INPUT FOR THIS TASK -
(begin)

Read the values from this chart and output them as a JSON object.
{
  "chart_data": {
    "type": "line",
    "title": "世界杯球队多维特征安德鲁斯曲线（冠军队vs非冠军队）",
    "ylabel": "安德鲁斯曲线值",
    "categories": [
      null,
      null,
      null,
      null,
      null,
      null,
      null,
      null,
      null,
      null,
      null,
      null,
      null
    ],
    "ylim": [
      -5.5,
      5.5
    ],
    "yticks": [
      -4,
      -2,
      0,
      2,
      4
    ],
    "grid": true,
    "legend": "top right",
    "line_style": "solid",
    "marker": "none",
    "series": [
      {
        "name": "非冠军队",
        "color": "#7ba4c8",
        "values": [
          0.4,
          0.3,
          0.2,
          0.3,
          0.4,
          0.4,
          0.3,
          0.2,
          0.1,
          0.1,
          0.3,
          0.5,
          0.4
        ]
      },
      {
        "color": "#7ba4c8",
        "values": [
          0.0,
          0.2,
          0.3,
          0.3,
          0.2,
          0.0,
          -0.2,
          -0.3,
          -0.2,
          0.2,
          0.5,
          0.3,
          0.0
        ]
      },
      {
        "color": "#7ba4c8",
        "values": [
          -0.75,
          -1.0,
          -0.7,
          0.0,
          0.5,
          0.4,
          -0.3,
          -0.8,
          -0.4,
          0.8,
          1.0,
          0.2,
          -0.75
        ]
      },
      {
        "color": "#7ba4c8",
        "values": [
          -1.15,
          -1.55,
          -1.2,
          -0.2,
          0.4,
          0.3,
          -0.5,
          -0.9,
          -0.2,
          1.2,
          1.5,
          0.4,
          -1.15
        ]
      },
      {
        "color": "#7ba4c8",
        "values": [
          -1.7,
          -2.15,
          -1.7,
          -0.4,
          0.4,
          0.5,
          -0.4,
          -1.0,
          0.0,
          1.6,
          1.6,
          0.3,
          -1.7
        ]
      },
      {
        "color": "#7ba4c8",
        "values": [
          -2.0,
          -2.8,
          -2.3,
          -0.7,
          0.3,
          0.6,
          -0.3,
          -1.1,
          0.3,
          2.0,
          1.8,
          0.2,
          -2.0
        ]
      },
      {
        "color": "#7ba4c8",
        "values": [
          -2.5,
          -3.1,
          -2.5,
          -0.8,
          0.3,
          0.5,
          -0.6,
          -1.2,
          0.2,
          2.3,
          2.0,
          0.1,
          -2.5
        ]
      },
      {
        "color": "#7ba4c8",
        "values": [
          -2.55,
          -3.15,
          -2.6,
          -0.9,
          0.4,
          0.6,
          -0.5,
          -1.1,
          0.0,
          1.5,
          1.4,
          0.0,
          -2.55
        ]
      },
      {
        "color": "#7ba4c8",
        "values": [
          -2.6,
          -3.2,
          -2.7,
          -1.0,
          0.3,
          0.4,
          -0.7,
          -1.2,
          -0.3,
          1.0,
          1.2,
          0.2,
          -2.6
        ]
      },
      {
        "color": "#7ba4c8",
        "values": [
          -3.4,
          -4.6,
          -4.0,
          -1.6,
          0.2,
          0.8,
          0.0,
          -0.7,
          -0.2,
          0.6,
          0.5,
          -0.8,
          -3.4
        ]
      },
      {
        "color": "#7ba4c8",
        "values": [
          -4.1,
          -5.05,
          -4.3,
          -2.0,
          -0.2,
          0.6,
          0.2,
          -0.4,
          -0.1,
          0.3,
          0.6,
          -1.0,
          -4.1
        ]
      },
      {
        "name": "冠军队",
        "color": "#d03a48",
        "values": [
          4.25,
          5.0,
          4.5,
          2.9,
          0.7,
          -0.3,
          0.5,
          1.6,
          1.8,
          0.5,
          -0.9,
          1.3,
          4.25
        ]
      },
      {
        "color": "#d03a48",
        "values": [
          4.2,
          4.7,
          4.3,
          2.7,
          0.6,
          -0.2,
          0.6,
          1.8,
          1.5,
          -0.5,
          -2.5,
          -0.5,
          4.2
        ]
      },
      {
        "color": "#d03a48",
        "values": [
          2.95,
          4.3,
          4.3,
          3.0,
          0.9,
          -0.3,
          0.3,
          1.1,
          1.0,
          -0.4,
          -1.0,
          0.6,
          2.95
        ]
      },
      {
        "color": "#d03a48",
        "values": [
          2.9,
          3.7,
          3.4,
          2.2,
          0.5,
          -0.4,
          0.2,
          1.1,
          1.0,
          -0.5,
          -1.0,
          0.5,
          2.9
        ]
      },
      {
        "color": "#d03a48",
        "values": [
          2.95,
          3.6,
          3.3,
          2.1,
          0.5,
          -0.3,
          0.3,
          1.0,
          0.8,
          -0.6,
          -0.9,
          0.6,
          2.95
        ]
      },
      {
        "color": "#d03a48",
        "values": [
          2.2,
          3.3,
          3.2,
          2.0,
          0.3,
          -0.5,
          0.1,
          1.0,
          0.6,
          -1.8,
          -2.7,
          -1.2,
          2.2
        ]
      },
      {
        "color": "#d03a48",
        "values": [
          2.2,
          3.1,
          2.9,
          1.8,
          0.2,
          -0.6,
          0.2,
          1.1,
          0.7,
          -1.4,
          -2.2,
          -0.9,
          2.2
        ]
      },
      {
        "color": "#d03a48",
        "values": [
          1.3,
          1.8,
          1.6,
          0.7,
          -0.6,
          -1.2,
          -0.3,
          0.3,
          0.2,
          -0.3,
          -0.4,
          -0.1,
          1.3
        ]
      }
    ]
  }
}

(end)

REQUIREMENTS -
Extract all the material, leaving every line as it is.

CORRECT OUTPUT -
Read the values from this chart and output them as a JSON object.
{
  "chart_data": {
    "type": "line",
    "title": "世界杯球队多维特征安德鲁斯曲线（冠军队vs非冠军队）",
    "ylabel": "安德鲁斯曲线值",
    "categories": [
      null,
      null,
      null,
      null,
      null,
      null,
      null,
      null,
      null,
      null,
      null,
      null,
      null
    ],
    "ylim": [
      -5.5,
      5.5
    ],
    "yticks": [
      -4,
      -2,
      0,
      2,
      4
    ],
    "grid": true,
    "legend": "top right",
    "line_style": "solid",
    "marker": "none",
    "series": [
      {
        "name": "非冠军队",
        "color": "#7ba4c8",
        "values": [
          0.4,
          0.3,
          0.2,
          0.3,
          0.4,
          0.4,
          0.3,
          0.2,
          0.1,
          0.1,
          0.3,
          0.5,
          0.4
        ]
      },
      {
        "color": "#7ba4c8",
        "values": [
          0.0,
          0.2,
          0.3,
          0.3,
          0.2,
          0.0,
          -0.2,
          -0.3,
          -0.2,
          0.2,
          0.5,
          0.3,
          0.0
        ]
      },
      {
        "color": "#7ba4c8",
        "values": [
          -0.75,
          -1.0,
          -0.7,
          0.0,
          0.5,
          0.4,
          -0.3,
          -0.8,
          -0.4,
          0.8,
          1.0,
          0.2,
          -0.75
        ]
      },
      {
        "color": "#7ba4c8",
        "values": [
          -1.15,
          -1.55,
          -1.2,
          -0.2,
          0.4,
          0.3,
          -0.5,
          -0.9,
          -0.2,
          1.2,
          1.5,
          0.4,
          -1.15
        ]
      },
      {
        "color": "#7ba4c8",
        "values": [
          -1.7,
          -2.15,
          -1.7,
          -0.4,
          0.4,
          0.5,
          -0.4,
          -1.0,
          0.0,
          1.6,
          1.6,
          0.3,
          -1.7
        ]
      },
      {
        "color": "#7ba4c8",
        "values": [
          -2.0,
          -2.8,
          -2.3,
          -0.7,
          0.3,
          0.6,
          -0.3,
          -1.1,
          0.3,
          2.0,
          1.8,
          0.2,
          -2.0
        ]
      },
      {
        "color": "#7ba4c8",
        "values": [
          -2.5,
          -3.1,
          -2.5,
          -0.8,
          0.3,
          0.5,
          -0.6,
          -1.2,
          0.2,
          2.3,
          2.0,
          0.1,
          -2.5
        ]
      },
      {
        "color": "#7ba4c8",
        "values": [
          -2.55,
          -3.15,
          -2.6,
          -0.9,
          0.4,
          0.6,
          -0.5,
          -1.1,
          0.0,
          1.5,
          1.4,
          0.0,
          -2.55
        ]
      },
      {
        "color": "#7ba4c8",
        "values": [
          -2.6,
          -3.2,
          -2.7,
          -1.0,
          0.3,
          0.4,
          -0.7,
          -1.2,
          -0.3,
          1.0,
          1.2,
          0.2,
          -2.6
        ]
      },
      {
        "color": "#7ba4c8",
        "values": [
          -3.4,
          -4.6,
          -4.0,
          -1.6,
          0.2,
          0.8,
          0.0,
          -0.7,
          -0.2,
          0.6,
          0.5,
          -0.8,
          -3.4
        ]
      },
      {
        "color": "#7ba4c8",
        "values": [
          -4.1,
          -5.05,
          -4.3,
          -2.0,
          -0.2,
          0.6,
          0.2,
          -0.4,
          -0.1,
          0.3,
          0.6,
          -1.0,
          -4.1
        ]
      },
      {
        "name": "冠军队",
        "color": "#d03a48",
        "values": [
          4.25,
          5.0,
          4.5,
          2.9,
          0.7,
          -0.3,
          0.5,
          1.6,
          1.8,
          0.5,
          -0.9,
          1.3,
          4.25
        ]
      },
      {
        "color": "#d03a48",
        "values": [
          4.2,
          4.7,
          4.3,
          2.7,
          0.6,
          -0.2,
          0.6,
          1.8,
          1.5,
          -0.5,
          -2.5,
          -0.5,
          4.2
        ]
      },
      {
        "color": "#d03a48",
        "values": [
          2.95,
          4.3,
          4.3,
          3.0,
          0.9,
          -0.3,
          0.3,
          1.1,
          1.0,
          -0.4,
          -1.0,
          0.6,
          2.95
        ]
      },
      {
        "color": "#d03a48",
        "values": [
          2.9,
          3.7,
          3.4,
          2.2,
          0.5,
          -0.4,
          0.2,
          1.1,
          1.0,
          -0.5,
          -1.0,
          0.5,
          2.9
        ]
      },
      {
        "color": "#d03a48",
        "values": [
          2.95,
          3.6,
          3.3,
          2.1,
          0.5,
          -0.3,
          0.3,
          1.0,
          0.8,
          -0.6,
          -0.9,
          0.6,
          2.95
        ]
      },
      {
        "color": "#d03a48",
        "values": [
          2.2,
          3.3,
          3.2,
          2.0,
          0.3,
          -0.5,
          0.1,
          1.0,
          0.6,
          -1.8,
          -2.7,
          -1.2,
          2.2
        ]
      },
      {
        "color": "#d03a48",
        "values": [
          2.2,
          3.1,
          2.9,
          1.8,
          0.2,
          -0.6,
          0.2,
          1.1,
          0.7,
          -1.4,
          -2.2,
          -0.9,
          2.2
        ]
      },
      {
        "color": "#d03a48",
        "values": [
          1.3,
          1.8,
          1.6,
          0.7,
          -0.6,
          -1.2,
          -0.3,
          0.3,
          0.2,
          -0.3,
          -0.4,
          -0.1,
          1.3
        ]
      }
    ]
  }
}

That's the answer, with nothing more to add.